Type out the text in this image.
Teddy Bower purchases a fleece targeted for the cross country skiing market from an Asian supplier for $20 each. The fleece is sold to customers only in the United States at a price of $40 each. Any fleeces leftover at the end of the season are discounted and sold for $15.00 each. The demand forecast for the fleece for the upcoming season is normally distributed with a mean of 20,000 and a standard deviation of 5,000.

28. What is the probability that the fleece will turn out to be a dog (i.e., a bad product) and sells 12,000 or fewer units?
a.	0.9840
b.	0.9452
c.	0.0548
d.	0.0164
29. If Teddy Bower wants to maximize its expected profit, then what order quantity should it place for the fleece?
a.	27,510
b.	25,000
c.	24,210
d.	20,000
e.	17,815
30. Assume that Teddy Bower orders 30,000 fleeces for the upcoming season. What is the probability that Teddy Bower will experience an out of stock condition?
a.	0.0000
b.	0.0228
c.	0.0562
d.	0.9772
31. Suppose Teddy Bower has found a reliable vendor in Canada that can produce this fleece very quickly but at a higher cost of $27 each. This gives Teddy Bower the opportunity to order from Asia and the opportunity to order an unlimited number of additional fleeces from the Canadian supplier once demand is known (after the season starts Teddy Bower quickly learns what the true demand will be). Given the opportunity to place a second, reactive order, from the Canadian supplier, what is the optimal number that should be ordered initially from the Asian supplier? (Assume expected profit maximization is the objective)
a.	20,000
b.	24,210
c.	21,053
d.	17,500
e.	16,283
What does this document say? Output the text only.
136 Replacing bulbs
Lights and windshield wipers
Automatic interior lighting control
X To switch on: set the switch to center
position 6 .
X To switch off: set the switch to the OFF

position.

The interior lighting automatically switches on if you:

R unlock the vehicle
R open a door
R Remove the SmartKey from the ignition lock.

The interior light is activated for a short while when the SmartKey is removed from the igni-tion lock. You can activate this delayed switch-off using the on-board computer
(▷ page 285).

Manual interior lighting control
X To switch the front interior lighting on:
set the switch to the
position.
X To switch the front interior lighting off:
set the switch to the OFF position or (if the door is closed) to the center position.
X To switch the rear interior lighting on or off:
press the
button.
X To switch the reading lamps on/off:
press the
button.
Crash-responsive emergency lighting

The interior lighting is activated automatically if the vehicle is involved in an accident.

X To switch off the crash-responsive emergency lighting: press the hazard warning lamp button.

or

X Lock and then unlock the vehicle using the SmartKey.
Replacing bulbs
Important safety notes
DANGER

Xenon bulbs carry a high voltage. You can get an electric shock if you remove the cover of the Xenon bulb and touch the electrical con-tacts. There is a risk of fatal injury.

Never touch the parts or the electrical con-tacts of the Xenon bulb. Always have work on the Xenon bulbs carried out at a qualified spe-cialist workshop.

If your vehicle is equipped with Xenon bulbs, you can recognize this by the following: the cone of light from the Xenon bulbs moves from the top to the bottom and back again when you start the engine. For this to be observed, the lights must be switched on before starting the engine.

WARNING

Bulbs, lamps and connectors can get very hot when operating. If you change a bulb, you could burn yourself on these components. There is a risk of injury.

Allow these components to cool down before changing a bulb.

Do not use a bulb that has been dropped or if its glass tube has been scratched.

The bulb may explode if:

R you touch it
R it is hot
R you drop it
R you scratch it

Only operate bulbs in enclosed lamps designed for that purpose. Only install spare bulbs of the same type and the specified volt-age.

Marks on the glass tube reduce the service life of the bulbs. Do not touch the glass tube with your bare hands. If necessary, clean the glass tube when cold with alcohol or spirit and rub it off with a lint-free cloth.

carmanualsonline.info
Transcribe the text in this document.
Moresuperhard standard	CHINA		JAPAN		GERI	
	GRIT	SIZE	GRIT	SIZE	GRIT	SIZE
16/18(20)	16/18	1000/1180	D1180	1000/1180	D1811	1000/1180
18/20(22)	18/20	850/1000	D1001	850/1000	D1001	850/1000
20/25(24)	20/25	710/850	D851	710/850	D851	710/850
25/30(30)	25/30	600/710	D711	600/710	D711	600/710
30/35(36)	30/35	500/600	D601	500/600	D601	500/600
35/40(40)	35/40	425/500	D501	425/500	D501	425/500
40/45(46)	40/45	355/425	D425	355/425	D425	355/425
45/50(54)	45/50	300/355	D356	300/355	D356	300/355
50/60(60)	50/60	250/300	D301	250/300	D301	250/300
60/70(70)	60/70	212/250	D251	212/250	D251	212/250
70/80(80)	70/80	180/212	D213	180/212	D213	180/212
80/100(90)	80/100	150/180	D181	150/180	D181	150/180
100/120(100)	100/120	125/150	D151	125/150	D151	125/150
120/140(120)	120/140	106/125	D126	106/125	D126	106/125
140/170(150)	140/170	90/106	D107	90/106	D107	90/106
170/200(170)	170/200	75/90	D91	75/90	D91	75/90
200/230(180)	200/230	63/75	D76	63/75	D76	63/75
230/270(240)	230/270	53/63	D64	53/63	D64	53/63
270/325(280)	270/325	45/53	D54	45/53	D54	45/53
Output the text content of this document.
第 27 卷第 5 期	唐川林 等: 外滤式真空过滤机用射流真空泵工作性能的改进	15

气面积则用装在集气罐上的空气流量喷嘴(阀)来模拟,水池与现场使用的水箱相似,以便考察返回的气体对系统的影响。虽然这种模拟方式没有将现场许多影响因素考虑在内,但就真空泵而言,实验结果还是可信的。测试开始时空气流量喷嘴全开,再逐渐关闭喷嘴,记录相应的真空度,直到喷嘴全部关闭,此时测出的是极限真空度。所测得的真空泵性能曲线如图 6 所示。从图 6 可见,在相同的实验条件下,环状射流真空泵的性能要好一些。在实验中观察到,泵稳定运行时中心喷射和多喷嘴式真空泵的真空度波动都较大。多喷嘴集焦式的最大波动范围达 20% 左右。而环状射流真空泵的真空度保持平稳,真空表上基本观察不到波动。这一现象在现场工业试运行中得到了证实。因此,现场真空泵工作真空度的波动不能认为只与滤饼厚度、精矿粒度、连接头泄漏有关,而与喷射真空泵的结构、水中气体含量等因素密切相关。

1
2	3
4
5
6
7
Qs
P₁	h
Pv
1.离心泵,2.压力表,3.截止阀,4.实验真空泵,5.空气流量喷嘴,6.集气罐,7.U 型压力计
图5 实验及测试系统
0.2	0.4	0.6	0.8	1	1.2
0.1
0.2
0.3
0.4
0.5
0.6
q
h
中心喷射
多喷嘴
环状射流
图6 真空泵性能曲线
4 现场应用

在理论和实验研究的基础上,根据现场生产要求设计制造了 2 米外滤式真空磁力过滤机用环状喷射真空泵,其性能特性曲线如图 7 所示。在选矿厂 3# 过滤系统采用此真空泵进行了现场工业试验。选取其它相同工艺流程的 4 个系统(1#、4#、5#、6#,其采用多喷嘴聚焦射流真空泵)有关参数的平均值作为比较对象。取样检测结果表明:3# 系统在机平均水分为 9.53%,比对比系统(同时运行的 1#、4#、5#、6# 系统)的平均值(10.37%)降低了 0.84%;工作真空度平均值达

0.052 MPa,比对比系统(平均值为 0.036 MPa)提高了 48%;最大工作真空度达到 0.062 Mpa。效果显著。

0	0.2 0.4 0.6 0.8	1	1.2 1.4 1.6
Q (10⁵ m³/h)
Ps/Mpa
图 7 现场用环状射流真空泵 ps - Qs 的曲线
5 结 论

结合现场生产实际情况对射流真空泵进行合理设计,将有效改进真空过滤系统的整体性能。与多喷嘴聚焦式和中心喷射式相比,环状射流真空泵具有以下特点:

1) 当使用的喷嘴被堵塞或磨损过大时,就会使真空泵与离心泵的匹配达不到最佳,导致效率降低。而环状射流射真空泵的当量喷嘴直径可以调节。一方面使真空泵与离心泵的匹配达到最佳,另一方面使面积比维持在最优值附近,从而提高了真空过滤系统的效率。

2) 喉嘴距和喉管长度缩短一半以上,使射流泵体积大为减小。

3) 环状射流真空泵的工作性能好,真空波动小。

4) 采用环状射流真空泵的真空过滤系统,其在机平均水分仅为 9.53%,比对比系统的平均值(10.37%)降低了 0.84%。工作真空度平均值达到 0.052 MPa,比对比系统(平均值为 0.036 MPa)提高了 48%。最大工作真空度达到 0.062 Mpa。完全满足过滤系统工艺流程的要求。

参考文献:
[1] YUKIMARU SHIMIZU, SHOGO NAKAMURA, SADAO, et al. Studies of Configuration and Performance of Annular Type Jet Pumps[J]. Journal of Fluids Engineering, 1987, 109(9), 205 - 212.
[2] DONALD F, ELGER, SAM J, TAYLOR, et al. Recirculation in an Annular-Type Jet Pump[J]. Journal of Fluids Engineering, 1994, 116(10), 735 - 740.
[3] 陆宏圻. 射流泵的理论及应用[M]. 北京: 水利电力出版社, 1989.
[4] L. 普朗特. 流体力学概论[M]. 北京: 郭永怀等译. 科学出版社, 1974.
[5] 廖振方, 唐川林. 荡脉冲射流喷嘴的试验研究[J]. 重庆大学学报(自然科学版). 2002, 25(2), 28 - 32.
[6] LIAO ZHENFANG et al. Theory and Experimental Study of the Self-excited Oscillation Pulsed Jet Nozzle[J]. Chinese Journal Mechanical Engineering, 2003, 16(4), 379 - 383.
========
What is asked ->
All lines of the data above that include the word "glass" must be shown.

Output ->
Do not use a bulb that has been dropped or if its glass tube has been scratched.
Marks on the glass tube reduce the service life of the bulbs. Do not touch the glass tube with your bare hands. If necessary, clean the glass tube when cold with alcohol or spirit and rub it off with a lint-free cloth.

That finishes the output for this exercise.